▶ _Source records_:
* * * * *

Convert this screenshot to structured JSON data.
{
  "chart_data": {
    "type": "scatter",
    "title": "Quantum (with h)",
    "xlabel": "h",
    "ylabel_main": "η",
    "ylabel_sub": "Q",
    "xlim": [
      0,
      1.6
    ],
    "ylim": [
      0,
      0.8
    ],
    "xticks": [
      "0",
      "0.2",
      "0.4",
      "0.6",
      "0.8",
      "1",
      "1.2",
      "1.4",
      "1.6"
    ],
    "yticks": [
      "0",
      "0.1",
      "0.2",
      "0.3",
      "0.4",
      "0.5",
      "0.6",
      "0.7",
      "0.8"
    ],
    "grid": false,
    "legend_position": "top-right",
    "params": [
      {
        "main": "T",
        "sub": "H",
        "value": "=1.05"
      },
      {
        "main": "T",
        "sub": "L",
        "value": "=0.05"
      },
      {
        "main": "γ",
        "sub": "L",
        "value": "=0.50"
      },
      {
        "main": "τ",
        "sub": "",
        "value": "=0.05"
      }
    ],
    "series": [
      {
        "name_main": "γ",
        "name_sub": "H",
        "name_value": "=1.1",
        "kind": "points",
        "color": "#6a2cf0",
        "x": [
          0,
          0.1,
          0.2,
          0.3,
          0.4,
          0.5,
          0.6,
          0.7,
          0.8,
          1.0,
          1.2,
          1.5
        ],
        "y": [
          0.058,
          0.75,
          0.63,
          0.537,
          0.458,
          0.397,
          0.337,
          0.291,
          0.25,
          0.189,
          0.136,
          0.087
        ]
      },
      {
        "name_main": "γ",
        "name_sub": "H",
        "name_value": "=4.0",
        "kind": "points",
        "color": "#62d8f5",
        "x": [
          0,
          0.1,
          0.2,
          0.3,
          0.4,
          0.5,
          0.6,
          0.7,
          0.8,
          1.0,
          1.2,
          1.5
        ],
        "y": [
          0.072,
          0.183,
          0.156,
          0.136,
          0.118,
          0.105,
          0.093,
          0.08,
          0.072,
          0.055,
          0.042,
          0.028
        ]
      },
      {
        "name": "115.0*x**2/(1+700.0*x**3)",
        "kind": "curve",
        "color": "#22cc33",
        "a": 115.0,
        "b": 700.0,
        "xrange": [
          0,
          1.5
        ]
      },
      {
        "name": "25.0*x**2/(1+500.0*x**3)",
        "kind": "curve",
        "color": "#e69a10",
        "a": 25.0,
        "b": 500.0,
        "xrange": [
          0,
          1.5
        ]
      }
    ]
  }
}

* * * * *

▶ _Directive_: Reproduce each line of the material above precisely.

▶ _The response_:
Convert this screenshot to structured JSON data.
{
  "chart_data": {
    "type": "scatter",
    "title": "Quantum (with h)",
    "xlabel": "h",
    "ylabel_main": "η",
    "ylabel_sub": "Q",
    "xlim": [
      0,
      1.6
    ],
    "ylim": [
      0,
      0.8
    ],
    "xticks": [
      "0",
      "0.2",
      "0.4",
      "0.6",
      "0.8",
      "1",
      "1.2",
      "1.4",
      "1.6"
    ],
    "yticks": [
      "0",
      "0.1",
      "0.2",
      "0.3",
      "0.4",
      "0.5",
      "0.6",
      "0.7",
      "0.8"
    ],
    "grid": false,
    "legend_position": "top-right",
    "params": [
      {
        "main": "T",
        "sub": "H",
        "value": "=1.05"
      },
      {
        "main": "T",
        "sub": "L",
        "value": "=0.05"
      },
      {
        "main": "γ",
        "sub": "L",
        "value": "=0.50"
      },
      {
        "main": "τ",
        "sub": "",
        "value": "=0.05"
      }
    ],
    "series": [
      {
        "name_main": "γ",
        "name_sub": "H",
        "name_value": "=1.1",
        "kind": "points",
        "color": "#6a2cf0",
        "x": [
          0,
          0.1,
          0.2,
          0.3,
          0.4,
          0.5,
          0.6,
          0.7,
          0.8,
          1.0,
          1.2,
          1.5
        ],
        "y": [
          0.058,
          0.75,
          0.63,
          0.537,
          0.458,
          0.397,
          0.337,
          0.291,
          0.25,
          0.189,
          0.136,
          0.087
        ]
      },
      {
        "name_main": "γ",
        "name_sub": "H",
        "name_value": "=4.0",
        "kind": "points",
        "color": "#62d8f5",
        "x": [
          0,
          0.1,
          0.2,
          0.3,
          0.4,
          0.5,
          0.6,
          0.7,
          0.8,
          1.0,
          1.2,
          1.5
        ],
        "y": [
          0.072,
          0.183,
          0.156,
          0.136,
          0.118,
          0.105,
          0.093,
          0.08,
          0.072,
          0.055,
          0.042,
          0.028
        ]
      },
      {
        "name": "115.0*x**2/(1+700.0*x**3)",
        "kind": "curve",
        "color": "#22cc33",
        "a": 115.0,
        "b": 700.0,
        "xrange": [
          0,
          1.5
        ]
      },
      {
        "name": "25.0*x**2/(1+500.0*x**3)",
        "kind": "curve",
        "color": "#e69a10",
        "a": 25.0,
        "b": 500.0,
        "xrange": [
          0,
          1.5
        ]
      }
    ]
  }
}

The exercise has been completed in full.